Your objective
When the string "type" appears in a line of the records, show the whole line.

Data extracts
════════
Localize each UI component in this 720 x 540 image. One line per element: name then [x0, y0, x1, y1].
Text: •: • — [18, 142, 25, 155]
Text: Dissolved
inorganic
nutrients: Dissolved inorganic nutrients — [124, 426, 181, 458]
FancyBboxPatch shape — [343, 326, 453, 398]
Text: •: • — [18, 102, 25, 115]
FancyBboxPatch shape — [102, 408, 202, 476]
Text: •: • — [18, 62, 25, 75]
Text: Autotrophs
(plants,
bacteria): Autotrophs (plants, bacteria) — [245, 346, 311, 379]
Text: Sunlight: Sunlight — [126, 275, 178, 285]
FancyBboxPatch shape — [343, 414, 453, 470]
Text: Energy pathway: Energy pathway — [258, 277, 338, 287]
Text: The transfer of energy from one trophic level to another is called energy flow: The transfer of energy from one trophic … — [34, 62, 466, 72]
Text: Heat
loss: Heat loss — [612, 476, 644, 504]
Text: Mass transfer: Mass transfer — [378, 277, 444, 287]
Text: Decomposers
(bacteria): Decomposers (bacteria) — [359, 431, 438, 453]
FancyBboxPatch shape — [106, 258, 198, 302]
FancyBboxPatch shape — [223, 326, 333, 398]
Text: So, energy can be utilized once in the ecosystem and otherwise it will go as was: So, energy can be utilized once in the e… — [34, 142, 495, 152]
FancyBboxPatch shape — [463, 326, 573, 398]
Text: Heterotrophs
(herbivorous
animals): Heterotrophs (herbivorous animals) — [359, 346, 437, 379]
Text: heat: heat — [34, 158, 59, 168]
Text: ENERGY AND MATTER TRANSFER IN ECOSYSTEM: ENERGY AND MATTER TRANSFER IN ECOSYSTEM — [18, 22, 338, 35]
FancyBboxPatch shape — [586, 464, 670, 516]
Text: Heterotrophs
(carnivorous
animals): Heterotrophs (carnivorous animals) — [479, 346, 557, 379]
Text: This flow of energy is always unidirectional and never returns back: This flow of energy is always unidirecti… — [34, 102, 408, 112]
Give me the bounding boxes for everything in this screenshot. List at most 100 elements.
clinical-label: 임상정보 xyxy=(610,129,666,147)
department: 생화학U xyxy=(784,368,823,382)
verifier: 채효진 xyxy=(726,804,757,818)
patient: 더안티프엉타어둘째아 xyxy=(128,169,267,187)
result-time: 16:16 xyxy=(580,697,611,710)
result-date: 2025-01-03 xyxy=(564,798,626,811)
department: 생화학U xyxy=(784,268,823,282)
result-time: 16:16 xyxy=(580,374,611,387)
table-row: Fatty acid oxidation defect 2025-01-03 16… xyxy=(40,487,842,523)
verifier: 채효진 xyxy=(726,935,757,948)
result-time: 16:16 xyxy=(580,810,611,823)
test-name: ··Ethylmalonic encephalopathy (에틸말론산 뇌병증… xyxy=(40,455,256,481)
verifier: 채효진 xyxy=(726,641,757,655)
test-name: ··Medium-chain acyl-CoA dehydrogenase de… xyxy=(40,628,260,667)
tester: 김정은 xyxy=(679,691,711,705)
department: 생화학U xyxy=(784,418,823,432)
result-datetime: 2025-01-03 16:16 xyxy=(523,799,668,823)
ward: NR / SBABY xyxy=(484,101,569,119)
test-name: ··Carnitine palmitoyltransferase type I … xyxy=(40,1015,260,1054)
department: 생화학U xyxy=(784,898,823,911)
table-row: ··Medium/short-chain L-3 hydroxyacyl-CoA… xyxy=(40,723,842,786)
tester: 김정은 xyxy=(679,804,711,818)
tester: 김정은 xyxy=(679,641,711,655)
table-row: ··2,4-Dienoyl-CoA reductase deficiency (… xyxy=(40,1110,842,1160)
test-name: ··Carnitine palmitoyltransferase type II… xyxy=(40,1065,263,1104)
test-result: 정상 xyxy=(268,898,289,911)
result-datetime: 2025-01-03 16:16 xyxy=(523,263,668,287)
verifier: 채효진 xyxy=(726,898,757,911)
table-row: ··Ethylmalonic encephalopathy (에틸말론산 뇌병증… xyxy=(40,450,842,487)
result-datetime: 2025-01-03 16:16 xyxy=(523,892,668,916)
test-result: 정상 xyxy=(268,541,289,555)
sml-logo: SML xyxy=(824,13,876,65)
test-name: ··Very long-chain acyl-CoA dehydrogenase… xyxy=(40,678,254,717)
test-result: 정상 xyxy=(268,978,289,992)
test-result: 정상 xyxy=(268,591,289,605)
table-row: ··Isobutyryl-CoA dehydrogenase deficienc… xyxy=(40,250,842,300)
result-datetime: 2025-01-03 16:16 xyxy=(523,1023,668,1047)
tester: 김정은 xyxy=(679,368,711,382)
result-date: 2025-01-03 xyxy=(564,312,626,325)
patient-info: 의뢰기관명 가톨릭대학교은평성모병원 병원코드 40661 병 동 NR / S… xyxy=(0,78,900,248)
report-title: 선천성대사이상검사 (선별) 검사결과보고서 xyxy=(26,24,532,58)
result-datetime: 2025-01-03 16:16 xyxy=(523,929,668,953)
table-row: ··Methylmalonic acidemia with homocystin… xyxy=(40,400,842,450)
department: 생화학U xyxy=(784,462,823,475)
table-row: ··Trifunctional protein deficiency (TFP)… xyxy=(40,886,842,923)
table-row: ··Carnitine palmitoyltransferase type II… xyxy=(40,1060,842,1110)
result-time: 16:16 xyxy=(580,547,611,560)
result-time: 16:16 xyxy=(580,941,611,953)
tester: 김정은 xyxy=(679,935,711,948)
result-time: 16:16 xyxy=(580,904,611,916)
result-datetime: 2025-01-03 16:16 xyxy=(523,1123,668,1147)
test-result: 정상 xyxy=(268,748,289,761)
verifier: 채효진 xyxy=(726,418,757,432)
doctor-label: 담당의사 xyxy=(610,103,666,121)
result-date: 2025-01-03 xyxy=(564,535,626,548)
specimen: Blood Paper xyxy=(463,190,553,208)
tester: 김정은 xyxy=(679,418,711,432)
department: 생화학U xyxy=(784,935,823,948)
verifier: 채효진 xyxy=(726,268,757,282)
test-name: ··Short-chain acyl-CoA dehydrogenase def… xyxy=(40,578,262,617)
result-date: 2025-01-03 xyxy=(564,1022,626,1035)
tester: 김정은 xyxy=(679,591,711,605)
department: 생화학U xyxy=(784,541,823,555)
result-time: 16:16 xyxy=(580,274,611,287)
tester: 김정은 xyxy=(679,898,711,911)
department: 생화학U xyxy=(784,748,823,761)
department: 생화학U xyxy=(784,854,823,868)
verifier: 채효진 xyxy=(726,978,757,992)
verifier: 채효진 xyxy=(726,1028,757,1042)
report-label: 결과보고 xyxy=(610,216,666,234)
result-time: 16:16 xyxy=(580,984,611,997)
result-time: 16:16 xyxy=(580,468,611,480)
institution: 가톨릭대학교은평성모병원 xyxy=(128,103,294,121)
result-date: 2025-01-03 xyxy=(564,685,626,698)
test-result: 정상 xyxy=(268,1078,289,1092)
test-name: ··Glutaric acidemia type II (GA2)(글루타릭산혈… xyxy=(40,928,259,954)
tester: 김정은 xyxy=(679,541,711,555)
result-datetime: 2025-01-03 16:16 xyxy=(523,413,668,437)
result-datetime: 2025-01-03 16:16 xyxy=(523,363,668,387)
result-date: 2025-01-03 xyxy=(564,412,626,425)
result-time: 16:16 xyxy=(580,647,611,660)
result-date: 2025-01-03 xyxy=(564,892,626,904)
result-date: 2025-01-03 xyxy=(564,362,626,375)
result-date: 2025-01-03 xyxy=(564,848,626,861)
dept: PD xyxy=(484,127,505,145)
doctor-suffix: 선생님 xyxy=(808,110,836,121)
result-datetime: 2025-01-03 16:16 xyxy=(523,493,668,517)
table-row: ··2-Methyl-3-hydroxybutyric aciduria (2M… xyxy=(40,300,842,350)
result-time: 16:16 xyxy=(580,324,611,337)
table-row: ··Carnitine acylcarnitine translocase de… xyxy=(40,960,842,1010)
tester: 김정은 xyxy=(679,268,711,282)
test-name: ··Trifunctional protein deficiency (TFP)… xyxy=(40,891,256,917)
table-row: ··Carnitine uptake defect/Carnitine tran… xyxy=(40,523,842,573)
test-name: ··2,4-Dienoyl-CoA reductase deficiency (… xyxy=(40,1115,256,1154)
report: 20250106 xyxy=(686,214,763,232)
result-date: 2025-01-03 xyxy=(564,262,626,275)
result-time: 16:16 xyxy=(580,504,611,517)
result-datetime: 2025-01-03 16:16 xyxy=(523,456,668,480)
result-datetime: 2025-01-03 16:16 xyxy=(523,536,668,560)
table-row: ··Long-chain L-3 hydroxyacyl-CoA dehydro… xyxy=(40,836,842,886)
════════
Answer to this task
test-name: ··Carnitine palmitoyltransferase type I … xyxy=(40,1015,260,1054)
test-name: ··Carnitine palmitoyltransferase type II… xyxy=(40,1065,263,1104)
table-row: ··Carnitine palmitoyltransferase type II… xyxy=(40,1060,842,1110)
test-name: ··Glutaric acidemia type II (GA2)(글루타릭산혈… xyxy=(40,928,259,954)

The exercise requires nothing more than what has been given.